►

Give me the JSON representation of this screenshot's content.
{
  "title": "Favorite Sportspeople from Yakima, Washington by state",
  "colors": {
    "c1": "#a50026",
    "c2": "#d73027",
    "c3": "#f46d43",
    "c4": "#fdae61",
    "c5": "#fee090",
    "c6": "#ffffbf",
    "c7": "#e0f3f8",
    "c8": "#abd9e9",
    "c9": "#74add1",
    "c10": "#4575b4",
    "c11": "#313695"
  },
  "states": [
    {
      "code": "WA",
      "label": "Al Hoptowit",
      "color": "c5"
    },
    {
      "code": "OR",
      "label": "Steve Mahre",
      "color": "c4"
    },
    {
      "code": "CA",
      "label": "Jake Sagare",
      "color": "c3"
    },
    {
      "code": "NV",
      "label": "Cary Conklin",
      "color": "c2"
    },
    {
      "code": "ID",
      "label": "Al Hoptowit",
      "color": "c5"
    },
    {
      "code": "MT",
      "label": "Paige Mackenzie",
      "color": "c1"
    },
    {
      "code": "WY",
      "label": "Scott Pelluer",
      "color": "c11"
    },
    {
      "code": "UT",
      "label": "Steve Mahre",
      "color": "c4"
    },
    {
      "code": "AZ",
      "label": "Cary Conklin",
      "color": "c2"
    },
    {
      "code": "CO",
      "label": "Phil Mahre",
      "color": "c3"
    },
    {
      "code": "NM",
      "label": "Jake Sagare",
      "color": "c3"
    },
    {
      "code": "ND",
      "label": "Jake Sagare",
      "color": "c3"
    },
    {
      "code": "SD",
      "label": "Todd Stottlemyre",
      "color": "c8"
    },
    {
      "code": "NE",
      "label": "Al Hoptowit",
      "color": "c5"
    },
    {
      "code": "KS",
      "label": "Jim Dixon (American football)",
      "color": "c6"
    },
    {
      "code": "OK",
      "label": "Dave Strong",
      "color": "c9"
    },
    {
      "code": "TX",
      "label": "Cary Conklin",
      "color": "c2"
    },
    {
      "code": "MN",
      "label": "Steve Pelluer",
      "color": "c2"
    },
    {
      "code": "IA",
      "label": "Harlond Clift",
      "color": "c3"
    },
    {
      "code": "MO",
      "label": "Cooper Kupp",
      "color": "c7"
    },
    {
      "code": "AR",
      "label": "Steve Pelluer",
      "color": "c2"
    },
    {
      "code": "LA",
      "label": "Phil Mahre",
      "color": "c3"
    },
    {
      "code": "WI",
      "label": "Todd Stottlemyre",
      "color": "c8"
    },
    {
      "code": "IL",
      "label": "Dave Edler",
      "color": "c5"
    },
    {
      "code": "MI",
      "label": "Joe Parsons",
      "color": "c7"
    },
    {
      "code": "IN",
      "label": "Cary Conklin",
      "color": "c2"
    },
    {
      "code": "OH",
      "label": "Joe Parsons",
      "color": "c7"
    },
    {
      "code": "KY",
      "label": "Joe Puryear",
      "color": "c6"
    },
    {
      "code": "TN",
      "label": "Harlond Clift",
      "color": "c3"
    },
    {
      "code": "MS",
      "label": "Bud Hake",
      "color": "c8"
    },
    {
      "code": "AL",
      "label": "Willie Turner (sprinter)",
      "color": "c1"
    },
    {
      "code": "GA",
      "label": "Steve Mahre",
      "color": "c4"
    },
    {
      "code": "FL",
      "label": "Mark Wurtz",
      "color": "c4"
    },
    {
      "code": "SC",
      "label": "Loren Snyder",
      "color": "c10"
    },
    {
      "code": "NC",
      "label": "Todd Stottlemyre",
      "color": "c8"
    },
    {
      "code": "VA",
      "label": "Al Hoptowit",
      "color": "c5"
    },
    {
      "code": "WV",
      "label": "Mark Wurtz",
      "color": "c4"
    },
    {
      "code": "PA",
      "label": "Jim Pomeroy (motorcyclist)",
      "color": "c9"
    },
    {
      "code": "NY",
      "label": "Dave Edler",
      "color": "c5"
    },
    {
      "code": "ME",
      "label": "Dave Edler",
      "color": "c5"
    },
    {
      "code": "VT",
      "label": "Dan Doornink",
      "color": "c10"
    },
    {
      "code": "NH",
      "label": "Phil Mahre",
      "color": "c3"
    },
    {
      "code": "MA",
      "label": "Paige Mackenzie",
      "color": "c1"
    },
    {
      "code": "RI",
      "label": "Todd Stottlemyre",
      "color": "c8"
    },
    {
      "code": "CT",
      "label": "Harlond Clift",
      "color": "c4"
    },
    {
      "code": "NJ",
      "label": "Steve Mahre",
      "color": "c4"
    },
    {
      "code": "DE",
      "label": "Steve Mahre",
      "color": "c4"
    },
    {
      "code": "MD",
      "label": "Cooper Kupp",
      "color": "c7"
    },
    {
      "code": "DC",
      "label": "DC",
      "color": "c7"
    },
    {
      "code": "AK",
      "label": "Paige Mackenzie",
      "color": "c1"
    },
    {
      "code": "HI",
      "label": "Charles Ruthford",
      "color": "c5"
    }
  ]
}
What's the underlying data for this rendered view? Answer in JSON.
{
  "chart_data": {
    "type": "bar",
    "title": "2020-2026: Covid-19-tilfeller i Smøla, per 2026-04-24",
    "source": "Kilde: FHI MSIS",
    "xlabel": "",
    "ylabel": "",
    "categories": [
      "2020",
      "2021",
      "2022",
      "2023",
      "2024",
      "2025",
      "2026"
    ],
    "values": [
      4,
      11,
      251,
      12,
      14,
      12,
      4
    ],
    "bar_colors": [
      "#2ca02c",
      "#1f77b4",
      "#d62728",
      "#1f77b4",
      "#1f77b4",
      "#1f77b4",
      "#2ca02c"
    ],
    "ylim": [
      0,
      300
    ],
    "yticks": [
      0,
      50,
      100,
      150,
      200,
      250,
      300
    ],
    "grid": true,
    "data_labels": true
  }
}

◄

WORK TO BE COMPLETED: Output each record exactly, leaving nothing out.

SOLUTION TO THIS PROBLEM:
Give me the JSON representation of this screenshot's content.
{
  "title": "Favorite Sportspeople from Yakima, Washington by state",
  "colors": {
    "c1": "#a50026",
    "c2": "#d73027",
    "c3": "#f46d43",
    "c4": "#fdae61",
    "c5": "#fee090",
    "c6": "#ffffbf",
    "c7": "#e0f3f8",
    "c8": "#abd9e9",
    "c9": "#74add1",
    "c10": "#4575b4",
    "c11": "#313695"
  },
  "states": [
    {
      "code": "WA",
      "label": "Al Hoptowit",
      "color": "c5"
    },
    {
      "code": "OR",
      "label": "Steve Mahre",
      "color": "c4"
    },
    {
      "code": "CA",
      "label": "Jake Sagare",
      "color": "c3"
    },
    {
      "code": "NV",
      "label": "Cary Conklin",
      "color": "c2"
    },
    {
      "code": "ID",
      "label": "Al Hoptowit",
      "color": "c5"
    },
    {
      "code": "MT",
      "label": "Paige Mackenzie",
      "color": "c1"
    },
    {
      "code": "WY",
      "label": "Scott Pelluer",
      "color": "c11"
    },
    {
      "code": "UT",
      "label": "Steve Mahre",
      "color": "c4"
    },
    {
      "code": "AZ",
      "label": "Cary Conklin",
      "color": "c2"
    },
    {
      "code": "CO",
      "label": "Phil Mahre",
      "color": "c3"
    },
    {
      "code": "NM",
      "label": "Jake Sagare",
      "color": "c3"
    },
    {
      "code": "ND",
      "label": "Jake Sagare",
      "color": "c3"
    },
    {
      "code": "SD",
      "label": "Todd Stottlemyre",
      "color": "c8"
    },
    {
      "code": "NE",
      "label": "Al Hoptowit",
      "color": "c5"
    },
    {
      "code": "KS",
      "label": "Jim Dixon (American football)",
      "color": "c6"
    },
    {
      "code": "OK",
      "label": "Dave Strong",
      "color": "c9"
    },
    {
      "code": "TX",
      "label": "Cary Conklin",
      "color": "c2"
    },
    {
      "code": "MN",
      "label": "Steve Pelluer",
      "color": "c2"
    },
    {
      "code": "IA",
      "label": "Harlond Clift",
      "color": "c3"
    },
    {
      "code": "MO",
      "label": "Cooper Kupp",
      "color": "c7"
    },
    {
      "code": "AR",
      "label": "Steve Pelluer",
      "color": "c2"
    },
    {
      "code": "LA",
      "label": "Phil Mahre",
      "color": "c3"
    },
    {
      "code": "WI",
      "label": "Todd Stottlemyre",
      "color": "c8"
    },
    {
      "code": "IL",
      "label": "Dave Edler",
      "color": "c5"
    },
    {
      "code": "MI",
      "label": "Joe Parsons",
      "color": "c7"
    },
    {
      "code": "IN",
      "label": "Cary Conklin",
      "color": "c2"
    },
    {
      "code": "OH",
      "label": "Joe Parsons",
      "color": "c7"
    },
    {
      "code": "KY",
      "label": "Joe Puryear",
      "color": "c6"
    },
    {
      "code": "TN",
      "label": "Harlond Clift",
      "color": "c3"
    },
    {
      "code": "MS",
      "label": "Bud Hake",
      "color": "c8"
    },
    {
      "code": "AL",
      "label": "Willie Turner (sprinter)",
      "color": "c1"
    },
    {
      "code": "GA",
      "label": "Steve Mahre",
      "color": "c4"
    },
    {
      "code": "FL",
      "label": "Mark Wurtz",
      "color": "c4"
    },
    {
      "code": "SC",
      "label": "Loren Snyder",
      "color": "c10"
    },
    {
      "code": "NC",
      "label": "Todd Stottlemyre",
      "color": "c8"
    },
    {
      "code": "VA",
      "label": "Al Hoptowit",
      "color": "c5"
    },
    {
      "code": "WV",
      "label": "Mark Wurtz",
      "color": "c4"
    },
    {
      "code": "PA",
      "label": "Jim Pomeroy (motorcyclist)",
      "color": "c9"
    },
    {
      "code": "NY",
      "label": "Dave Edler",
      "color": "c5"
    },
    {
      "code": "ME",
      "label": "Dave Edler",
      "color": "c5"
    },
    {
      "code": "VT",
      "label": "Dan Doornink",
      "color": "c10"
    },
    {
      "code": "NH",
      "label": "Phil Mahre",
      "color": "c3"
    },
    {
      "code": "MA",
      "label": "Paige Mackenzie",
      "color": "c1"
    },
    {
      "code": "RI",
      "label": "Todd Stottlemyre",
      "color": "c8"
    },
    {
      "code": "CT",
      "label": "Harlond Clift",
      "color": "c4"
    },
    {
      "code": "NJ",
      "label": "Steve Mahre",
      "color": "c4"
    },
    {
      "code": "DE",
      "label": "Steve Mahre",
      "color": "c4"
    },
    {
      "code": "MD",
      "label": "Cooper Kupp",
      "color": "c7"
    },
    {
      "code": "DC",
      "label": "DC",
      "color": "c7"
    },
    {
      "code": "AK",
      "label": "Paige Mackenzie",
      "color": "c1"
    },
    {
      "code": "HI",
      "label": "Charles Ruthford",
      "color": "c5"
    }
  ]
}
What's the underlying data for this rendered view? Answer in JSON.
{
  "chart_data": {
    "type": "bar",
    "title": "2020-2026: Covid-19-tilfeller i Smøla, per 2026-04-24",
    "source": "Kilde: FHI MSIS",
    "xlabel": "",
    "ylabel": "",
    "categories": [
      "2020",
      "2021",
      "2022",
      "2023",
      "2024",
      "2025",
      "2026"
    ],
    "values": [
      4,
      11,
      251,
      12,
      14,
      12,
      4
    ],
    "bar_colors": [
      "#2ca02c",
      "#1f77b4",
      "#d62728",
      "#1f77b4",
      "#1f77b4",
      "#1f77b4",
      "#2ca02c"
    ],
    "ylim": [
      0,
      300
    ],
    "yticks": [
      0,
      50,
      100,
      150,
      200,
      250,
      300
    ],
    "grid": true,
    "data_labels": true
  }
}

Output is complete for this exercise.